>> Start Exercise materials

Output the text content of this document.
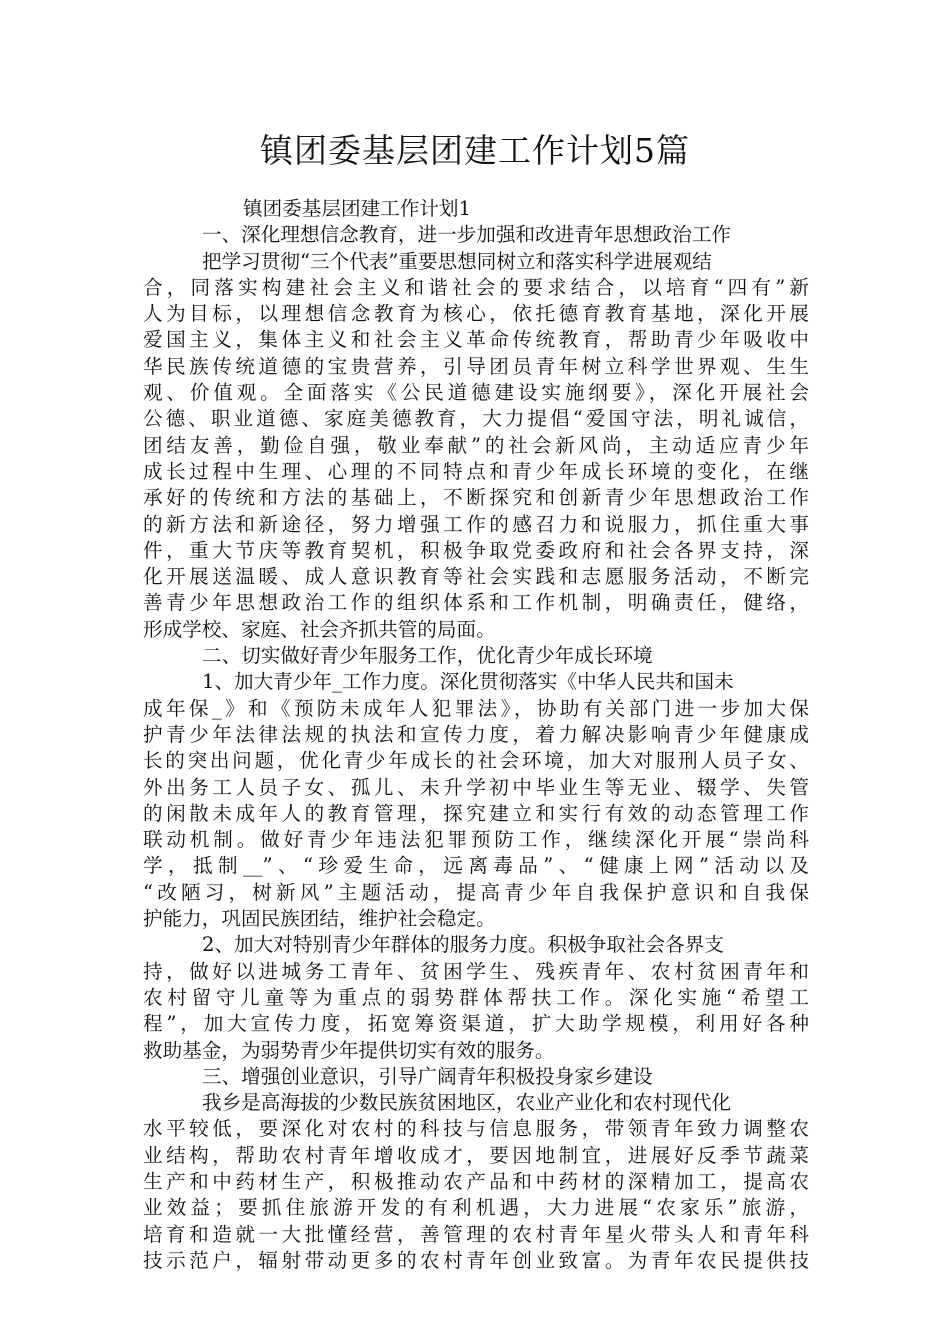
镇团委基层团建工作计划5篇
镇团委基层团建工作计划1
一、深化理想信念教育，进一步加强和改进青年思想政治工作
把学习贯彻“三个代表”重要思想同树立和落实科学进展观结
合，同落实构建社会主义和谐社会的要求结合，以培育“四有”新
人为目标，以理想信念教育为核心，依托德育教育基地，深化开展
爱国主义，集体主义和社会主义革命传统教育，帮助青少年吸收中
华民族传统道德的宝贵营养，引导团员青年树立科学世界观、生生
观、价值观。全面落实《公民道德建设实施纲要》，深化开展社会
公德、职业道德、家庭美德教育，大力提倡“爱国守法，明礼诚信，
团结友善，勤俭自强，敬业奉献”的社会新风尚，主动适应青少年
成长过程中生理、心理的不同特点和青少年成长环境的变化，在继
承好的传统和方法的基础上，不断探究和创新青少年思想政治工作
的新方法和新途径，努力增强工作的感召力和说服力，抓住重大事
件，重大节庆等教育契机，积极争取党委政府和社会各界支持，深
化开展送温暖、成人意识教育等社会实践和志愿服务活动，不断完
善青少年思想政治工作的组织体系和工作机制，明确责任，健络，
形成学校、家庭、社会齐抓共管的局面。
二、切实做好青少年服务工作，优化青少年成长环境
1、加大青少年_工作力度。深化贯彻落实《中华人民共和国未
成年保_》和《预防未成年人犯罪法》，协助有关部门进一步加大保
护青少年法律法规的执法和宣传力度，着力解决影响青少年健康成
长的突出问题，优化青少年成长的社会环境，加大对服刑人员子女、
外出务工人员子女、孤儿、未升学初中毕业生等无业、辍学、失管
的闲散未成年人的教育管理，探究建立和实行有效的动态管理工作
联动机制。做好青少年违法犯罪预防工作，继续深化开展“崇尚科
学，抵制__”、“珍爱生命，远离毒品”、“健康上网”活动以及
“改陋习，树新风”主题活动，提高青少年自我保护意识和自我保
护能力，巩固民族团结，维护社会稳定。
2、加大对特别青少年群体的服务力度。积极争取社会各界支
持，做好以进城务工青年、贫困学生、残疾青年、农村贫困青年和
农村留守儿童等为重点的弱势群体帮扶工作。深化实施“希望工
程”，加大宣传力度，拓宽筹资渠道，扩大助学规模，利用好各种
救助基金，为弱势青少年提供切实有效的服务。
三、增强创业意识，引导广阔青年积极投身家乡建设
我乡是高海拔的少数民族贫困地区，农业产业化和农村现代化
水平较低，要深化对农村的科技与信息服务，带领青年致力调整农
业结构，帮助农村青年增收成才，要因地制宜，进展好反季节蔬菜
生产和中药材生产，积极推动农产品和中药材的深精加工，提高农
业效益；要抓住旅游开发的有利机遇，大力进展“农家乐”旅游，
培育和造就一大批懂经营，善管理的农村青年星火带头人和青年科
技示范户，辐射带动更多的农村青年创业致富。为青年农民提供技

>> End Exercise materials

Repeat the listing verbatim. Skip the pictures.

Output the text content of this document.
镇团委基层团建工作计划5篇
镇团委基层团建工作计划1
一、深化理想信念教育，进一步加强和改进青年思想政治工作
把学习贯彻“三个代表”重要思想同树立和落实科学进展观结
合，同落实构建社会主义和谐社会的要求结合，以培育“四有”新
人为目标，以理想信念教育为核心，依托德育教育基地，深化开展
爱国主义，集体主义和社会主义革命传统教育，帮助青少年吸收中
华民族传统道德的宝贵营养，引导团员青年树立科学世界观、生生
观、价值观。全面落实《公民道德建设实施纲要》，深化开展社会
公德、职业道德、家庭美德教育，大力提倡“爱国守法，明礼诚信，
团结友善，勤俭自强，敬业奉献”的社会新风尚，主动适应青少年
成长过程中生理、心理的不同特点和青少年成长环境的变化，在继
承好的传统和方法的基础上，不断探究和创新青少年思想政治工作
的新方法和新途径，努力增强工作的感召力和说服力，抓住重大事
件，重大节庆等教育契机，积极争取党委政府和社会各界支持，深
化开展送温暖、成人意识教育等社会实践和志愿服务活动，不断完
善青少年思想政治工作的组织体系和工作机制，明确责任，健络，
形成学校、家庭、社会齐抓共管的局面。
二、切实做好青少年服务工作，优化青少年成长环境
1、加大青少年_工作力度。深化贯彻落实《中华人民共和国未
成年保_》和《预防未成年人犯罪法》，协助有关部门进一步加大保
护青少年法律法规的执法和宣传力度，着力解决影响青少年健康成
长的突出问题，优化青少年成长的社会环境，加大对服刑人员子女、
外出务工人员子女、孤儿、未升学初中毕业生等无业、辍学、失管
的闲散未成年人的教育管理，探究建立和实行有效的动态管理工作
联动机制。做好青少年违法犯罪预防工作，继续深化开展“崇尚科
学，抵制__”、“珍爱生命，远离毒品”、“健康上网”活动以及
“改陋习，树新风”主题活动，提高青少年自我保护意识和自我保
护能力，巩固民族团结，维护社会稳定。
2、加大对特别青少年群体的服务力度。积极争取社会各界支
持，做好以进城务工青年、贫困学生、残疾青年、农村贫困青年和
农村留守儿童等为重点的弱势群体帮扶工作。深化实施“希望工
程”，加大宣传力度，拓宽筹资渠道，扩大助学规模，利用好各种
救助基金，为弱势青少年提供切实有效的服务。
三、增强创业意识，引导广阔青年积极投身家乡建设
我乡是高海拔的少数民族贫困地区，农业产业化和农村现代化
水平较低，要深化对农村的科技与信息服务，带领青年致力调整农
业结构，帮助农村青年增收成才，要因地制宜，进展好反季节蔬菜
生产和中药材生产，积极推动农产品和中药材的深精加工，提高农
业效益；要抓住旅游开发的有利机遇，大力进展“农家乐”旅游，
培育和造就一大批懂经营，善管理的农村青年星火带头人和青年科
技示范户，辐射带动更多的农村青年创业致富。为青年农民提供技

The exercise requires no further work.